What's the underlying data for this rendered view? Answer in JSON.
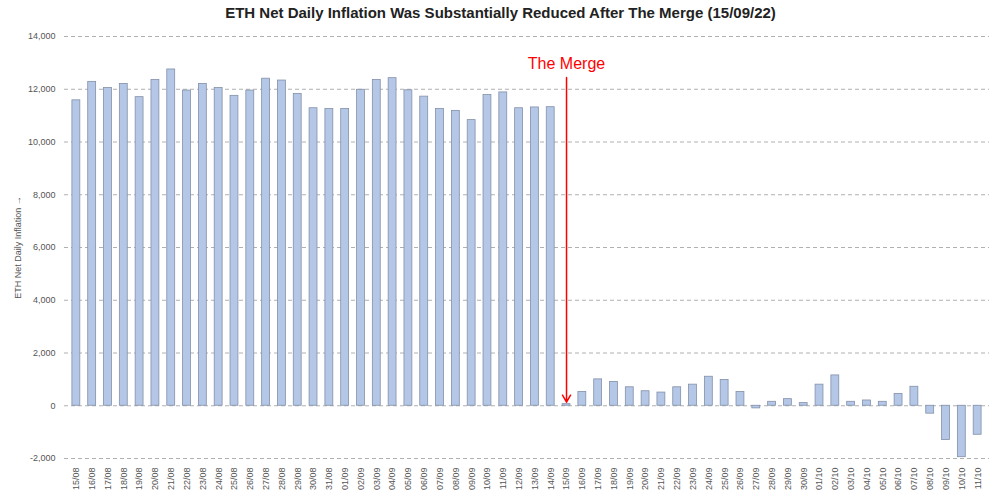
{
  "chart_data": {
    "type": "bar",
    "title": "ETH Net Daily Inflation Was Substantially Reduced After The Merge (15/09/22)",
    "y_label": "ETH Net Daily Inflation",
    "categories": [
      "15/08",
      "16/08",
      "17/08",
      "18/08",
      "19/08",
      "20/08",
      "21/08",
      "22/08",
      "23/08",
      "24/08",
      "25/08",
      "26/08",
      "27/08",
      "28/08",
      "29/08",
      "30/08",
      "31/08",
      "01/09",
      "02/09",
      "03/09",
      "04/09",
      "05/09",
      "06/09",
      "07/09",
      "08/09",
      "09/09",
      "10/09",
      "11/09",
      "12/09",
      "13/09",
      "14/09",
      "15/09",
      "16/09",
      "17/09",
      "18/09",
      "19/09",
      "20/09",
      "21/09",
      "22/09",
      "23/09",
      "24/09",
      "25/09",
      "26/09",
      "27/09",
      "28/09",
      "29/09",
      "30/09",
      "01/10",
      "02/10",
      "03/10",
      "04/10",
      "05/10",
      "06/10",
      "07/10",
      "08/10",
      "09/10",
      "10/10",
      "11/10"
    ],
    "values": [
      11580,
      12280,
      12050,
      12200,
      11700,
      12350,
      12750,
      11950,
      12200,
      12050,
      11750,
      11950,
      12400,
      12330,
      11820,
      11280,
      11250,
      11250,
      11980,
      12350,
      12420,
      11960,
      11720,
      11250,
      11180,
      10830,
      11780,
      11880,
      11280,
      11310,
      11320,
      60,
      520,
      1000,
      900,
      700,
      550,
      500,
      700,
      800,
      1100,
      980,
      520,
      -100,
      150,
      250,
      100,
      800,
      1150,
      150,
      200,
      150,
      450,
      720,
      -300,
      -1300,
      -1950,
      -1100
    ],
    "color": "#b4c7e7",
    "ylim": [
      -2000,
      14000
    ],
    "yticks": [
      {
        "value": -2000,
        "label": "-2,000"
      },
      0,
      {
        "value": 2000,
        "label": "2,000"
      },
      {
        "value": 4000,
        "label": "4,000"
      },
      {
        "value": 6000,
        "label": "6,000"
      },
      {
        "value": 8000,
        "label": "8,000"
      },
      {
        "value": 10000,
        "label": "10,000"
      },
      {
        "value": 12000,
        "label": "12,000"
      },
      {
        "value": 14000,
        "label": "14,000"
      }
    ],
    "grid": true,
    "annotations": [
      {
        "text": "The Merge",
        "x": "15/09",
        "y": 12900,
        "color": "#ff0000"
      }
    ]
  }
}
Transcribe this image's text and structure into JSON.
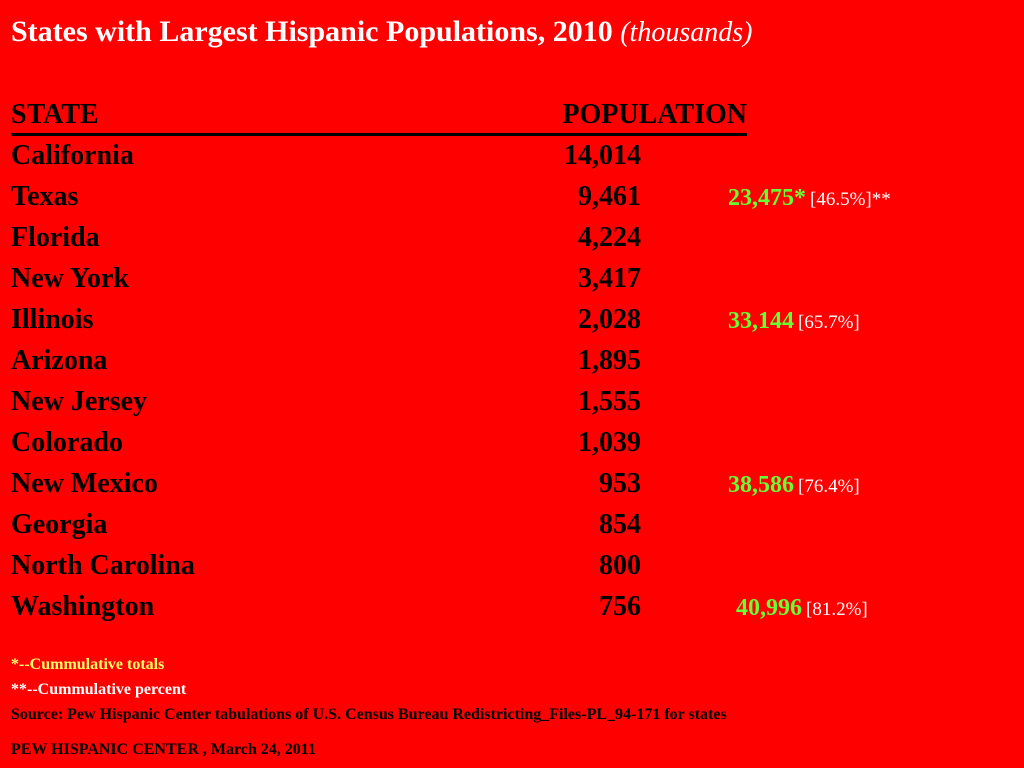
{
  "title": {
    "main": "States with Largest Hispanic Populations, 2010",
    "units": "(thousands)"
  },
  "header": {
    "state": "STATE",
    "population": "POPULATION"
  },
  "rows": [
    {
      "state": "California",
      "population": "14,014"
    },
    {
      "state": "Texas",
      "population": "9,461",
      "cum_total": "23,475*",
      "cum_pct": "[46.5%]**"
    },
    {
      "state": "Florida",
      "population": "4,224"
    },
    {
      "state": "New York",
      "population": "3,417"
    },
    {
      "state": "Illinois",
      "population": "2,028",
      "cum_total": "33,144",
      "cum_pct": "[65.7%]"
    },
    {
      "state": "Arizona",
      "population": "1,895"
    },
    {
      "state": "New Jersey",
      "population": "1,555"
    },
    {
      "state": "Colorado",
      "population": "1,039"
    },
    {
      "state": "New Mexico",
      "population": "953",
      "cum_total": "38,586",
      "cum_pct": "[76.4%]"
    },
    {
      "state": "Georgia",
      "population": "854"
    },
    {
      "state": "North Carolina",
      "population": "800"
    },
    {
      "state": "Washington",
      "population": "756",
      "cum_total": "40,996",
      "cum_pct": "[81.2%]"
    }
  ],
  "notes": {
    "cumulative_totals": "*--Cummulative totals",
    "cumulative_percent": "**--Cummulative percent",
    "source": "Source: Pew Hispanic Center tabulations of U.S. Census Bureau Redistricting_Files-PL_94-171 for states",
    "credit": "PEW HISPANIC CENTER , March 24, 2011"
  },
  "colors": {
    "background": "#ff0000",
    "title": "#ffffff",
    "cumulative_total": "#66ff33",
    "cumulative_percent": "#ffffff",
    "note_totals": "#ffff66",
    "note_percent": "#ffffff"
  }
}
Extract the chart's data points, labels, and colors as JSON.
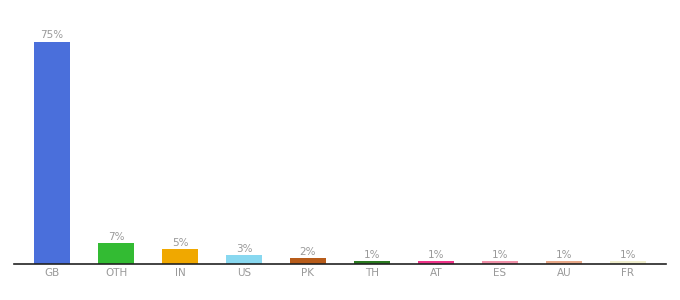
{
  "categories": [
    "GB",
    "OTH",
    "IN",
    "US",
    "PK",
    "TH",
    "AT",
    "ES",
    "AU",
    "FR"
  ],
  "values": [
    75,
    7,
    5,
    3,
    2,
    1,
    1,
    1,
    1,
    1
  ],
  "labels": [
    "75%",
    "7%",
    "5%",
    "3%",
    "2%",
    "1%",
    "1%",
    "1%",
    "1%",
    "1%"
  ],
  "bar_colors": [
    "#4a6fdb",
    "#33bb33",
    "#f0a800",
    "#88d8f0",
    "#b85c1a",
    "#2a7a20",
    "#ee3388",
    "#f090a8",
    "#e8a888",
    "#f0eecc"
  ],
  "ylim": [
    0,
    82
  ],
  "background_color": "#ffffff",
  "label_color": "#999999",
  "label_fontsize": 7.5,
  "tick_fontsize": 7.5,
  "bar_width": 0.55,
  "figsize": [
    6.8,
    3.0
  ],
  "dpi": 100
}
※ ※ ※
▶ **Aim**
Repeat all of the data above word for word, minus the pictures.

▶ **Written solution**
What's the underlying data for this rendered view? Answer in JSON.
{
  "chart_data": {
    "type": "bar",
    "title": "ETH Net Daily Inflation Was Substantially Reduced After The Merge (15/09/22)",
    "y_label": "ETH Net Daily Inflation",
    "categories": [
      "15/08",
      "16/08",
      "17/08",
      "18/08",
      "19/08",
      "20/08",
      "21/08",
      "22/08",
      "23/08",
      "24/08",
      "25/08",
      "26/08",
      "27/08",
      "28/08",
      "29/08",
      "30/08",
      "31/08",
      "01/09",
      "02/09",
      "03/09",
      "04/09",
      "05/09",
      "06/09",
      "07/09",
      "08/09",
      "09/09",
      "10/09",
      "11/09",
      "12/09",
      "13/09",
      "14/09",
      "15/09",
      "16/09",
      "17/09",
      "18/09",
      "19/09",
      "20/09",
      "21/09",
      "22/09",
      "23/09",
      "24/09",
      "25/09",
      "26/09",
      "27/09",
      "28/09",
      "29/09",
      "30/09",
      "01/10",
      "02/10",
      "03/10",
      "04/10",
      "05/10",
      "06/10",
      "07/10",
      "08/10",
      "09/10",
      "10/10",
      "11/10"
    ],
    "values": [
      11580,
      12280,
      12050,
      12200,
      11700,
      12350,
      12750,
      11950,
      12200,
      12050,
      11750,
      11950,
      12400,
      12330,
      11820,
      11280,
      11250,
      11250,
      11980,
      12350,
      12420,
      11960,
      11720,
      11250,
      11180,
      10830,
      11780,
      11880,
      11280,
      11310,
      11320,
      60,
      520,
      1000,
      900,
      700,
      550,
      500,
      700,
      800,
      1100,
      980,
      520,
      -100,
      150,
      250,
      100,
      800,
      1150,
      150,
      200,
      150,
      450,
      720,
      -300,
      -1300,
      -1950,
      -1100
    ],
    "color": "#b4c7e7",
    "ylim": [
      -2000,
      14000
    ],
    "yticks": [
      {
        "value": -2000,
        "label": "-2,000"
      },
      0,
      {
        "value": 2000,
        "label": "2,000"
      },
      {
        "value": 4000,
        "label": "4,000"
      },
      {
        "value": 6000,
        "label": "6,000"
      },
      {
        "value": 8000,
        "label": "8,000"
      },
      {
        "value": 10000,
        "label": "10,000"
      },
      {
        "value": 12000,
        "label": "12,000"
      },
      {
        "value": 14000,
        "label": "14,000"
      }
    ],
    "grid": true,
    "annotations": [
      {
        "text": "The Merge",
        "x": "15/09",
        "y": 12900,
        "color": "#ff0000"
      }
    ]
  }
}
Transcribe this image's text and structure into JSON.
{
  "title": {
    "main": "States with Largest Hispanic Populations, 2010",
    "units": "(thousands)"
  },
  "header": {
    "state": "STATE",
    "population": "POPULATION"
  },
  "rows": [
    {
      "state": "California",
      "population": "14,014"
    },
    {
      "state": "Texas",
      "population": "9,461",
      "cum_total": "23,475*",
      "cum_pct": "[46.5%]**"
    },
    {
      "state": "Florida",
      "population": "4,224"
    },
    {
      "state": "New York",
      "population": "3,417"
    },
    {
      "state": "Illinois",
      "population": "2,028",
      "cum_total": "33,144",
      "cum_pct": "[65.7%]"
    },
    {
      "state": "Arizona",
      "population": "1,895"
    },
    {
      "state": "New Jersey",
      "population": "1,555"
    },
    {
      "state": "Colorado",
      "population": "1,039"
    },
    {
      "state": "New Mexico",
      "population": "953",
      "cum_total": "38,586",
      "cum_pct": "[76.4%]"
    },
    {
      "state": "Georgia",
      "population": "854"
    },
    {
      "state": "North Carolina",
      "population": "800"
    },
    {
      "state": "Washington",
      "population": "756",
      "cum_total": "40,996",
      "cum_pct": "[81.2%]"
    }
  ],
  "notes": {
    "cumulative_totals": "*--Cummulative totals",
    "cumulative_percent": "**--Cummulative percent",
    "source": "Source: Pew Hispanic Center tabulations of U.S. Census Bureau Redistricting_Files-PL_94-171 for states",
    "credit": "PEW HISPANIC CENTER , March 24, 2011"
  },
  "colors": {
    "background": "#ff0000",
    "title": "#ffffff",
    "cumulative_total": "#66ff33",
    "cumulative_percent": "#ffffff",
    "note_totals": "#ffff66",
    "note_percent": "#ffffff"
  }
}
Extract the chart's data points, labels, and colors as JSON.
{
  "categories": [
    "GB",
    "OTH",
    "IN",
    "US",
    "PK",
    "TH",
    "AT",
    "ES",
    "AU",
    "FR"
  ],
  "values": [
    75,
    7,
    5,
    3,
    2,
    1,
    1,
    1,
    1,
    1
  ],
  "labels": [
    "75%",
    "7%",
    "5%",
    "3%",
    "2%",
    "1%",
    "1%",
    "1%",
    "1%",
    "1%"
  ],
  "bar_colors": [
    "#4a6fdb",
    "#33bb33",
    "#f0a800",
    "#88d8f0",
    "#b85c1a",
    "#2a7a20",
    "#ee3388",
    "#f090a8",
    "#e8a888",
    "#f0eecc"
  ],
  "ylim": [
    0,
    82
  ],
  "background_color": "#ffffff",
  "label_color": "#999999",
  "label_fontsize": 7.5,
  "tick_fontsize": 7.5,
  "bar_width": 0.55,
  "figsize": [
    6.8,
    3.0
  ],
  "dpi": 100
}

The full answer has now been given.